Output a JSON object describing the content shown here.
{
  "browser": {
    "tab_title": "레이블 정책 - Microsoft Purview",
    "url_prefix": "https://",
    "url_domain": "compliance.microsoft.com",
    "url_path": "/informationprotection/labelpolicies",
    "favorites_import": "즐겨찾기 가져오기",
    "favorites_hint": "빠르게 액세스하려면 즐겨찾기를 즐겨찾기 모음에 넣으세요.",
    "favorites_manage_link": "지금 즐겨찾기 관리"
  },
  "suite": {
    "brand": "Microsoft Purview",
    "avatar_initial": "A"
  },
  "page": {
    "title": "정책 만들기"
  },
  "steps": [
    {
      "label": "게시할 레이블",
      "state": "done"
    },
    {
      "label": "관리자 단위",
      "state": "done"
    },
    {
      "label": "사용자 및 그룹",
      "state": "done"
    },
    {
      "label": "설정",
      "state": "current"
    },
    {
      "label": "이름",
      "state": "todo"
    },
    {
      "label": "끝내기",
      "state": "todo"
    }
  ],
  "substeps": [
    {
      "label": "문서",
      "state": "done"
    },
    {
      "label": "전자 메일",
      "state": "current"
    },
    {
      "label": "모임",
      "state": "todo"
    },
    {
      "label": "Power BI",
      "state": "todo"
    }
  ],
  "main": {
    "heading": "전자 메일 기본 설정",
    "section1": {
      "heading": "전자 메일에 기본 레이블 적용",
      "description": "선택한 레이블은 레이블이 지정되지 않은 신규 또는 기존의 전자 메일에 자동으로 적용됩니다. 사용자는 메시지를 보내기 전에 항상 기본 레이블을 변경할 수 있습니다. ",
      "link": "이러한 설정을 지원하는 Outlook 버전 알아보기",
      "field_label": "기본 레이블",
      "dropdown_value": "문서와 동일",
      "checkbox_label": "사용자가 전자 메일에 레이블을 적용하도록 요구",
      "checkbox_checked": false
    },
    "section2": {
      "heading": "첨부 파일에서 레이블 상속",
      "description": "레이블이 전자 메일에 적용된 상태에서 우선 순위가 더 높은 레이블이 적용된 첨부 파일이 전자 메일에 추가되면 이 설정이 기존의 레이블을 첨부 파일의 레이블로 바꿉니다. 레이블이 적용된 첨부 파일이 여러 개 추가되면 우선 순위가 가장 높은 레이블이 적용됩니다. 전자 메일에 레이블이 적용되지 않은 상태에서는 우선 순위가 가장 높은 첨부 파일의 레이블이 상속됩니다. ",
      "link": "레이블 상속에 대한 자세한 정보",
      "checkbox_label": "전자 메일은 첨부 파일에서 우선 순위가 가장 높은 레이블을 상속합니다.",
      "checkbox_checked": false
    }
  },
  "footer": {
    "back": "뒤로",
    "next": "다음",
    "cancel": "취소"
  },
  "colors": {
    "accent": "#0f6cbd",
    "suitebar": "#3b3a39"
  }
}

* * *

*EXERCISE PROMPT*:
Return all the data above once more, precisely as given.

*COMPLETE ANSWER*:
Output a JSON object describing the content shown here.
{
  "browser": {
    "tab_title": "레이블 정책 - Microsoft Purview",
    "url_prefix": "https://",
    "url_domain": "compliance.microsoft.com",
    "url_path": "/informationprotection/labelpolicies",
    "favorites_import": "즐겨찾기 가져오기",
    "favorites_hint": "빠르게 액세스하려면 즐겨찾기를 즐겨찾기 모음에 넣으세요.",
    "favorites_manage_link": "지금 즐겨찾기 관리"
  },
  "suite": {
    "brand": "Microsoft Purview",
    "avatar_initial": "A"
  },
  "page": {
    "title": "정책 만들기"
  },
  "steps": [
    {
      "label": "게시할 레이블",
      "state": "done"
    },
    {
      "label": "관리자 단위",
      "state": "done"
    },
    {
      "label": "사용자 및 그룹",
      "state": "done"
    },
    {
      "label": "설정",
      "state": "current"
    },
    {
      "label": "이름",
      "state": "todo"
    },
    {
      "label": "끝내기",
      "state": "todo"
    }
  ],
  "substeps": [
    {
      "label": "문서",
      "state": "done"
    },
    {
      "label": "전자 메일",
      "state": "current"
    },
    {
      "label": "모임",
      "state": "todo"
    },
    {
      "label": "Power BI",
      "state": "todo"
    }
  ],
  "main": {
    "heading": "전자 메일 기본 설정",
    "section1": {
      "heading": "전자 메일에 기본 레이블 적용",
      "description": "선택한 레이블은 레이블이 지정되지 않은 신규 또는 기존의 전자 메일에 자동으로 적용됩니다. 사용자는 메시지를 보내기 전에 항상 기본 레이블을 변경할 수 있습니다. ",
      "link": "이러한 설정을 지원하는 Outlook 버전 알아보기",
      "field_label": "기본 레이블",
      "dropdown_value": "문서와 동일",
      "checkbox_label": "사용자가 전자 메일에 레이블을 적용하도록 요구",
      "checkbox_checked": false
    },
    "section2": {
      "heading": "첨부 파일에서 레이블 상속",
      "description": "레이블이 전자 메일에 적용된 상태에서 우선 순위가 더 높은 레이블이 적용된 첨부 파일이 전자 메일에 추가되면 이 설정이 기존의 레이블을 첨부 파일의 레이블로 바꿉니다. 레이블이 적용된 첨부 파일이 여러 개 추가되면 우선 순위가 가장 높은 레이블이 적용됩니다. 전자 메일에 레이블이 적용되지 않은 상태에서는 우선 순위가 가장 높은 첨부 파일의 레이블이 상속됩니다. ",
      "link": "레이블 상속에 대한 자세한 정보",
      "checkbox_label": "전자 메일은 첨부 파일에서 우선 순위가 가장 높은 레이블을 상속합니다.",
      "checkbox_checked": false
    }
  },
  "footer": {
    "back": "뒤로",
    "next": "다음",
    "cancel": "취소"
  },
  "colors": {
    "accent": "#0f6cbd",
    "suitebar": "#3b3a39"
  }
}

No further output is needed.